Exercise aim:
Below is a listing; copy all of it exactly.

[Excerpt from a dataset]
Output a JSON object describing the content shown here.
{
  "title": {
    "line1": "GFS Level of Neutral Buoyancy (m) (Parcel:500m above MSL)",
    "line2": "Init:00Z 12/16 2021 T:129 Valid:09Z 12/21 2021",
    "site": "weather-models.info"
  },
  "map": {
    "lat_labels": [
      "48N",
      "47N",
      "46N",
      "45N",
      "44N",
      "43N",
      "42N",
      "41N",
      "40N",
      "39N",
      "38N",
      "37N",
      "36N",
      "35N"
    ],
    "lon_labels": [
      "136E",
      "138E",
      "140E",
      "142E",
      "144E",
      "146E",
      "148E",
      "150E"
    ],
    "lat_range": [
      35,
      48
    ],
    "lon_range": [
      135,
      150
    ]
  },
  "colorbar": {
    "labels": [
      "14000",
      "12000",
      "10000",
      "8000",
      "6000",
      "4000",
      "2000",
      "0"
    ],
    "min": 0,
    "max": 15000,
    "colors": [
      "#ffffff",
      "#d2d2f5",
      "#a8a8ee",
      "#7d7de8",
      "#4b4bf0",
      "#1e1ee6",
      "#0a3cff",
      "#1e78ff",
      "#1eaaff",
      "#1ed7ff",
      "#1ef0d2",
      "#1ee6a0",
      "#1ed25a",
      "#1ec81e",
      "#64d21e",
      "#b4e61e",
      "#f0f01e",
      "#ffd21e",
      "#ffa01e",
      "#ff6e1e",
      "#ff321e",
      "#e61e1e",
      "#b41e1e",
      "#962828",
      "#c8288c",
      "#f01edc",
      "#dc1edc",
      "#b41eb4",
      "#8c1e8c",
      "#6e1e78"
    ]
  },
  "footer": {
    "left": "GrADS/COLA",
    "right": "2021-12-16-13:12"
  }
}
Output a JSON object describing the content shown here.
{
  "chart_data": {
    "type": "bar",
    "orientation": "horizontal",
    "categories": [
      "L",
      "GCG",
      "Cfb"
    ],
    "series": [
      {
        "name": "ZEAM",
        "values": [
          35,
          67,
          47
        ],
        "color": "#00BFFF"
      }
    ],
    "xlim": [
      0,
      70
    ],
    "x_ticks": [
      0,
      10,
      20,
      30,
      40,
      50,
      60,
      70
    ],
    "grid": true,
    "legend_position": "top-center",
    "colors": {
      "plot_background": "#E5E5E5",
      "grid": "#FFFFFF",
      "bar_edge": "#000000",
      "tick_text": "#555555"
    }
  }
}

Written response:
Output a JSON object describing the content shown here.
{
  "title": {
    "line1": "GFS Level of Neutral Buoyancy (m) (Parcel:500m above MSL)",
    "line2": "Init:00Z 12/16 2021 T:129 Valid:09Z 12/21 2021",
    "site": "weather-models.info"
  },
  "map": {
    "lat_labels": [
      "48N",
      "47N",
      "46N",
      "45N",
      "44N",
      "43N",
      "42N",
      "41N",
      "40N",
      "39N",
      "38N",
      "37N",
      "36N",
      "35N"
    ],
    "lon_labels": [
      "136E",
      "138E",
      "140E",
      "142E",
      "144E",
      "146E",
      "148E",
      "150E"
    ],
    "lat_range": [
      35,
      48
    ],
    "lon_range": [
      135,
      150
    ]
  },
  "colorbar": {
    "labels": [
      "14000",
      "12000",
      "10000",
      "8000",
      "6000",
      "4000",
      "2000",
      "0"
    ],
    "min": 0,
    "max": 15000,
    "colors": [
      "#ffffff",
      "#d2d2f5",
      "#a8a8ee",
      "#7d7de8",
      "#4b4bf0",
      "#1e1ee6",
      "#0a3cff",
      "#1e78ff",
      "#1eaaff",
      "#1ed7ff",
      "#1ef0d2",
      "#1ee6a0",
      "#1ed25a",
      "#1ec81e",
      "#64d21e",
      "#b4e61e",
      "#f0f01e",
      "#ffd21e",
      "#ffa01e",
      "#ff6e1e",
      "#ff321e",
      "#e61e1e",
      "#b41e1e",
      "#962828",
      "#c8288c",
      "#f01edc",
      "#dc1edc",
      "#b41eb4",
      "#8c1e8c",
      "#6e1e78"
    ]
  },
  "footer": {
    "left": "GrADS/COLA",
    "right": "2021-12-16-13:12"
  }
}
Output a JSON object describing the content shown here.
{
  "chart_data": {
    "type": "bar",
    "orientation": "horizontal",
    "categories": [
      "L",
      "GCG",
      "Cfb"
    ],
    "series": [
      {
        "name": "ZEAM",
        "values": [
          35,
          67,
          47
        ],
        "color": "#00BFFF"
      }
    ],
    "xlim": [
      0,
      70
    ],
    "x_ticks": [
      0,
      10,
      20,
      30,
      40,
      50,
      60,
      70
    ],
    "grid": true,
    "legend_position": "top-center",
    "colors": {
      "plot_background": "#E5E5E5",
      "grid": "#FFFFFF",
      "bar_edge": "#000000",
      "tick_text": "#555555"
    }
  }
}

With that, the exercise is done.